##### Material for this exercise

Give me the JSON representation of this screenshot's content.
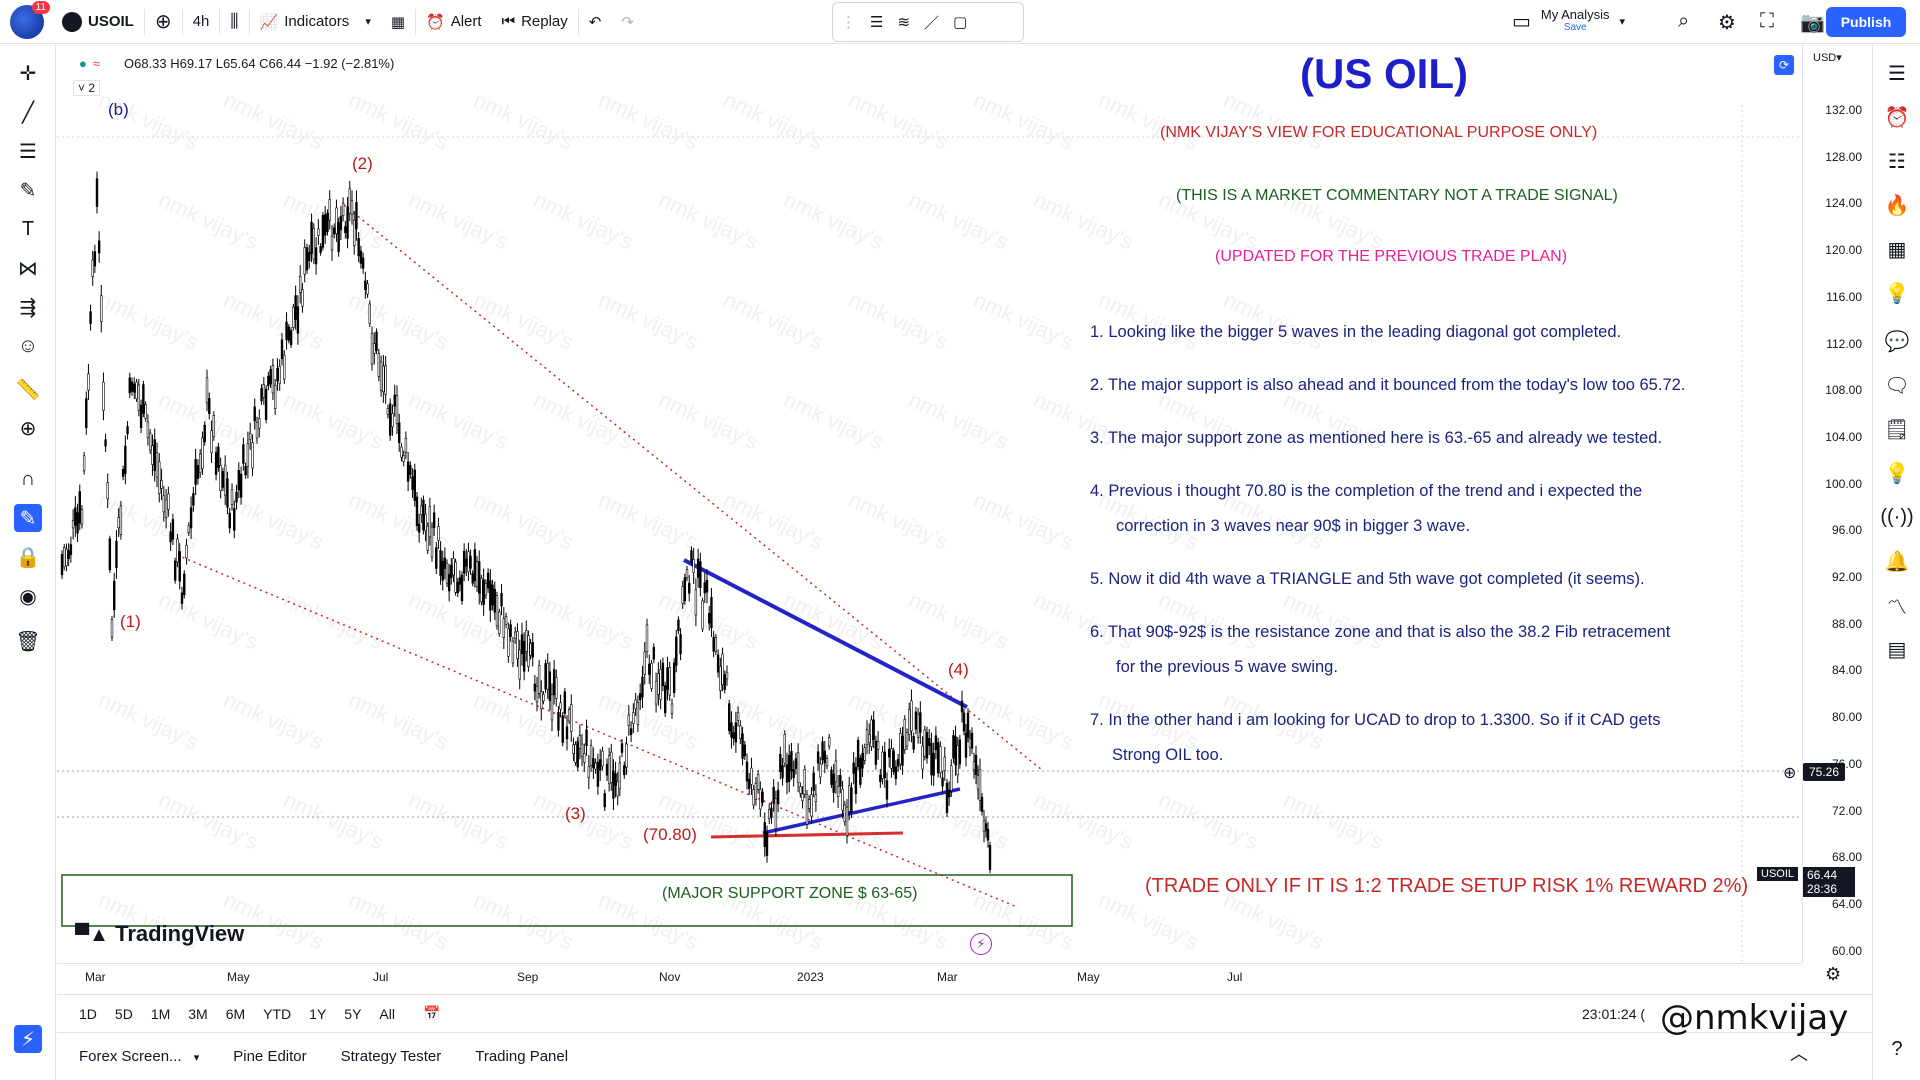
{
  "topbar": {
    "badge": "11",
    "symbol": "USOIL",
    "interval": "4h",
    "indicators": "Indicators",
    "alert": "Alert",
    "replay": "Replay",
    "layout_name": "My Analysis",
    "layout_sub": "Save",
    "publish": "Publish"
  },
  "legend": {
    "ohlc": "O68.33 H69.17 L65.64 C66.44 −1.92 (−2.81%)",
    "count": "2"
  },
  "price_axis": {
    "currency": "USD▾",
    "ticks": [
      "132.00",
      "128.00",
      "124.00",
      "120.00",
      "116.00",
      "112.00",
      "108.00",
      "104.00",
      "100.00",
      "96.00",
      "92.00",
      "88.00",
      "84.00",
      "80.00",
      "76.00",
      "72.00",
      "68.00",
      "64.00",
      "60.00"
    ],
    "crosshair": "75.26",
    "last_symbol": "USOIL",
    "last_price": "66.44",
    "countdown": "28:36"
  },
  "time_axis": {
    "labels": [
      "Mar",
      "May",
      "Jul",
      "Sep",
      "Nov",
      "2023",
      "Mar",
      "May",
      "Jul"
    ]
  },
  "timeframes": [
    "1D",
    "5D",
    "1M",
    "3M",
    "6M",
    "YTD",
    "1Y",
    "5Y",
    "All"
  ],
  "clock": "23:01:24 (",
  "bottom_tabs": [
    "Forex Screen...",
    "Pine Editor",
    "Strategy Tester",
    "Trading Panel"
  ],
  "brand": "TradingView",
  "annotations": {
    "title": "(US OIL)",
    "disclaimer": "(NMK VIJAY'S VIEW FOR EDUCATIONAL PURPOSE ONLY)",
    "commentary": "(THIS IS A MARKET COMMENTARY NOT A TRADE SIGNAL)",
    "updated": "(UPDATED FOR THE PREVIOUS TRADE PLAN)",
    "points": [
      "1. Looking like the bigger 5 waves in the leading diagonal got completed.",
      "2. The major support is also ahead and it bounced from the today's low too 65.72.",
      "3. The major support zone as mentioned here is 63.-65 and already we tested.",
      "4. Previous i thought 70.80 is the completion of the trend and i expected the",
      "correction in 3 waves near 90$ in bigger 3 wave.",
      "5. Now it did 4th wave a TRIANGLE and 5th wave got completed (it seems).",
      "6. That 90$-92$ is the resistance zone and that is also the 38.2 Fib retracement",
      "for the previous 5 wave swing.",
      "7. In the other hand i am looking for UCAD to drop to 1.3300. So if it CAD gets",
      "Strong OIL too."
    ],
    "trade_rule": "(TRADE ONLY IF IT IS 1:2 TRADE SETUP RISK 1% REWARD 2%)",
    "support_zone": "(MAJOR SUPPORT ZONE $ 63-65)",
    "level_7080": "(70.80)",
    "waves": {
      "b": "(b)",
      "w1": "(1)",
      "w2": "(2)",
      "w3": "(3)",
      "w4": "(4)"
    },
    "watermark": "nmk vijay's",
    "signature": "@nmkvijay"
  }
}
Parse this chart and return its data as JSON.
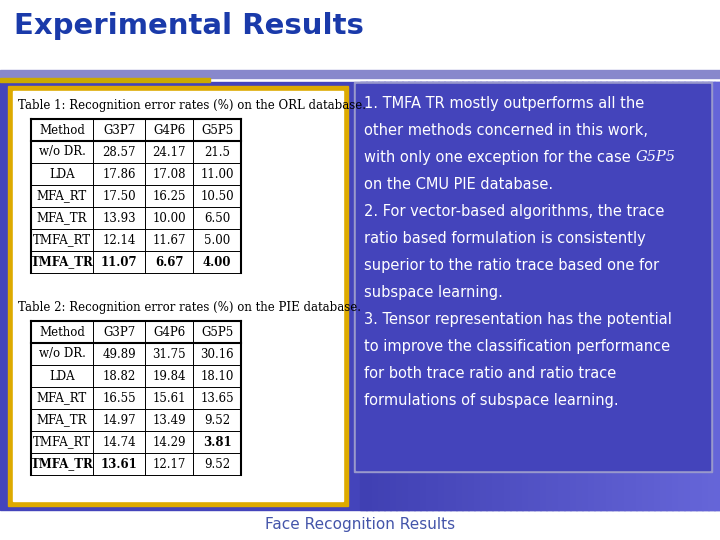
{
  "title": "Experimental Results",
  "title_color": "#1a3aaa",
  "slide_bg": "#ffffff",
  "footer": "Face Recognition Results",
  "footer_color": "#4455aa",
  "table1_title": "Table 1: Recognition error rates (%) on the ORL database.",
  "table1_headers": [
    "Method",
    "G3P7",
    "G4P6",
    "G5P5"
  ],
  "table1_rows": [
    [
      "w/o DR.",
      "28.57",
      "24.17",
      "21.5"
    ],
    [
      "LDA",
      "17.86",
      "17.08",
      "11.00"
    ],
    [
      "MFA_RT",
      "17.50",
      "16.25",
      "10.50"
    ],
    [
      "MFA_TR",
      "13.93",
      "10.00",
      "6.50"
    ],
    [
      "TMFA_RT",
      "12.14",
      "11.67",
      "5.00"
    ],
    [
      "TMFA_TR",
      "11.07",
      "6.67",
      "4.00"
    ]
  ],
  "table1_bold_last": true,
  "table2_title": "Table 2: Recognition error rates (%) on the PIE database.",
  "table2_headers": [
    "Method",
    "G3P7",
    "G4P6",
    "G5P5"
  ],
  "table2_rows": [
    [
      "w/o DR.",
      "49.89",
      "31.75",
      "30.16"
    ],
    [
      "LDA",
      "18.82",
      "19.84",
      "18.10"
    ],
    [
      "MFA_RT",
      "16.55",
      "15.61",
      "13.65"
    ],
    [
      "MFA_TR",
      "14.97",
      "13.49",
      "9.52"
    ],
    [
      "TMFA_RT",
      "14.74",
      "14.29",
      "3.81"
    ],
    [
      "TMFA_TR",
      "13.61",
      "12.17",
      "9.52"
    ]
  ],
  "table2_bold_cells": {
    "4": [
      3
    ],
    "5": [
      0,
      1
    ]
  },
  "bg_blue": "#4444bb",
  "bg_blue2": "#5555dd",
  "title_bar_purple": "#7777cc",
  "title_bar_yellow": "#ddaa00",
  "left_border_color": "#ddaa00",
  "left_bg": "#ffffff",
  "right_box_border": "#9999cc",
  "right_box_bg_dark": "#4444bb",
  "text_lines": [
    "1. TMFA TR mostly outperforms all the",
    "other methods concerned in this work,",
    "with only one exception for the case |G5P5|",
    "on the CMU PIE database.",
    "2. For vector-based algorithms, the trace",
    "ratio based formulation is consistently",
    "superior to the ratio trace based one for",
    "subspace learning.",
    "3. Tensor representation has the potential",
    "to improve the classification performance",
    "for both trace ratio and ratio trace",
    "formulations of subspace learning."
  ]
}
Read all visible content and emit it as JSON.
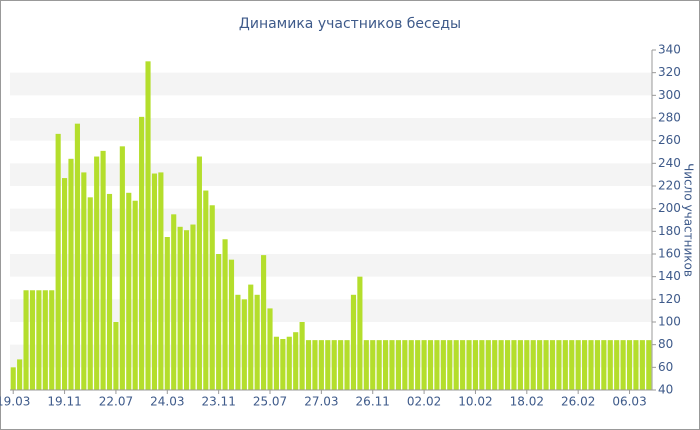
{
  "chart_data": {
    "type": "bar",
    "title": "Динамика участников беседы",
    "y_label": "Число участников",
    "categories": [
      "19.03",
      null,
      null,
      null,
      null,
      null,
      null,
      null,
      "19.11",
      null,
      null,
      null,
      null,
      null,
      null,
      null,
      "22.07",
      null,
      null,
      null,
      null,
      null,
      null,
      null,
      "24.03",
      null,
      null,
      null,
      null,
      null,
      null,
      null,
      "23.11",
      null,
      null,
      null,
      null,
      null,
      null,
      null,
      "25.07",
      null,
      null,
      null,
      null,
      null,
      null,
      null,
      "27.03",
      null,
      null,
      null,
      null,
      null,
      null,
      null,
      "26.11",
      null,
      null,
      null,
      null,
      null,
      null,
      null,
      "02.02",
      null,
      null,
      null,
      null,
      null,
      null,
      null,
      "10.02",
      null,
      null,
      null,
      null,
      null,
      null,
      null,
      "18.02",
      null,
      null,
      null,
      null,
      null,
      null,
      null,
      "26.02",
      null,
      null,
      null,
      null,
      null,
      null,
      null,
      "06.03",
      null,
      null,
      null
    ],
    "values": [
      60,
      67,
      128,
      128,
      128,
      128,
      128,
      266,
      227,
      244,
      275,
      232,
      210,
      246,
      251,
      213,
      100,
      255,
      214,
      207,
      281,
      330,
      231,
      232,
      175,
      195,
      184,
      181,
      186,
      246,
      216,
      203,
      160,
      173,
      155,
      124,
      120,
      133,
      124,
      159,
      112,
      87,
      85,
      87,
      91,
      100,
      84,
      84,
      84,
      84,
      84,
      84,
      84,
      124,
      140,
      84,
      84,
      84,
      84,
      84,
      84,
      84,
      84,
      84,
      84,
      84,
      84,
      84,
      84,
      84,
      84,
      84,
      84,
      84,
      84,
      84,
      84,
      84,
      84,
      84,
      84,
      84,
      84,
      84,
      84,
      84,
      84,
      84,
      84,
      84,
      84,
      84,
      84,
      84,
      84,
      84,
      84,
      84,
      84,
      84
    ],
    "color": "#b4de2c",
    "ylim": [
      40,
      340
    ],
    "yticks": [
      40,
      60,
      80,
      100,
      120,
      140,
      160,
      180,
      200,
      220,
      240,
      260,
      280,
      300,
      320,
      340
    ],
    "grid": true
  }
}
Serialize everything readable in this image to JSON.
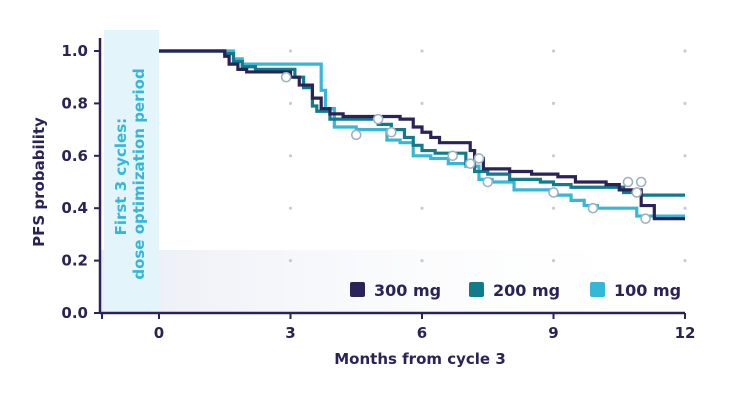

##########

Aim: Extract all lines from the data in which "completed" is found.

Exercise result:
      "1. Looking like the bigger 5 waves in the leading diagonal got completed.",
      "5. Now it did 4th wave a TRIANGLE and 5th wave got completed (it seems).",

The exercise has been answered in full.